◆ **Exercise requirements**
Repeat, line for line, the entries printed below.

#### Dataset entries ####

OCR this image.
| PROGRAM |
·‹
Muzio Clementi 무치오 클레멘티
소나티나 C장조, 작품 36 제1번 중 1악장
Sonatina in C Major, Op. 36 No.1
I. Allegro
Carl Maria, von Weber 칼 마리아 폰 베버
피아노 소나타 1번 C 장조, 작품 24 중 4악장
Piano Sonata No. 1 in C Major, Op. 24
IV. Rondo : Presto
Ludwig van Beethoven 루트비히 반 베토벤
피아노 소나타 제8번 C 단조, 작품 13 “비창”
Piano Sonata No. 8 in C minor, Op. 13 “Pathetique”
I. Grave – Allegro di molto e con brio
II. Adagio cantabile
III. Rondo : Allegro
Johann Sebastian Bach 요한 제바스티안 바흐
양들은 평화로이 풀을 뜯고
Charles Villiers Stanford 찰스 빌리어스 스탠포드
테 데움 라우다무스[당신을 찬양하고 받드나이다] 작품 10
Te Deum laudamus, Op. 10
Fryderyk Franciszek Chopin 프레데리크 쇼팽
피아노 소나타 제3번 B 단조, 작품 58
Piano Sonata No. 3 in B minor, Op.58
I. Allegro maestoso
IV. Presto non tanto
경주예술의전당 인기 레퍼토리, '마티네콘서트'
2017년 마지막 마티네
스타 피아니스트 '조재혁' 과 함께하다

####

◆ **Solved problem**
OCR this image.
| PROGRAM |
·‹
Muzio Clementi 무치오 클레멘티
소나티나 C장조, 작품 36 제1번 중 1악장
Sonatina in C Major, Op. 36 No.1
I. Allegro
Carl Maria, von Weber 칼 마리아 폰 베버
피아노 소나타 1번 C 장조, 작품 24 중 4악장
Piano Sonata No. 1 in C Major, Op. 24
IV. Rondo : Presto
Ludwig van Beethoven 루트비히 반 베토벤
피아노 소나타 제8번 C 단조, 작품 13 “비창”
Piano Sonata No. 8 in C minor, Op. 13 “Pathetique”
I. Grave – Allegro di molto e con brio
II. Adagio cantabile
III. Rondo : Allegro
Johann Sebastian Bach 요한 제바스티안 바흐
양들은 평화로이 풀을 뜯고
Charles Villiers Stanford 찰스 빌리어스 스탠포드
테 데움 라우다무스[당신을 찬양하고 받드나이다] 작품 10
Te Deum laudamus, Op. 10
Fryderyk Franciszek Chopin 프레데리크 쇼팽
피아노 소나타 제3번 B 단조, 작품 58
Piano Sonata No. 3 in B minor, Op.58
I. Allegro maestoso
IV. Presto non tanto
경주예술의전당 인기 레퍼토리, '마티네콘서트'
2017년 마지막 마티네
스타 피아니스트 '조재혁' 과 함께하다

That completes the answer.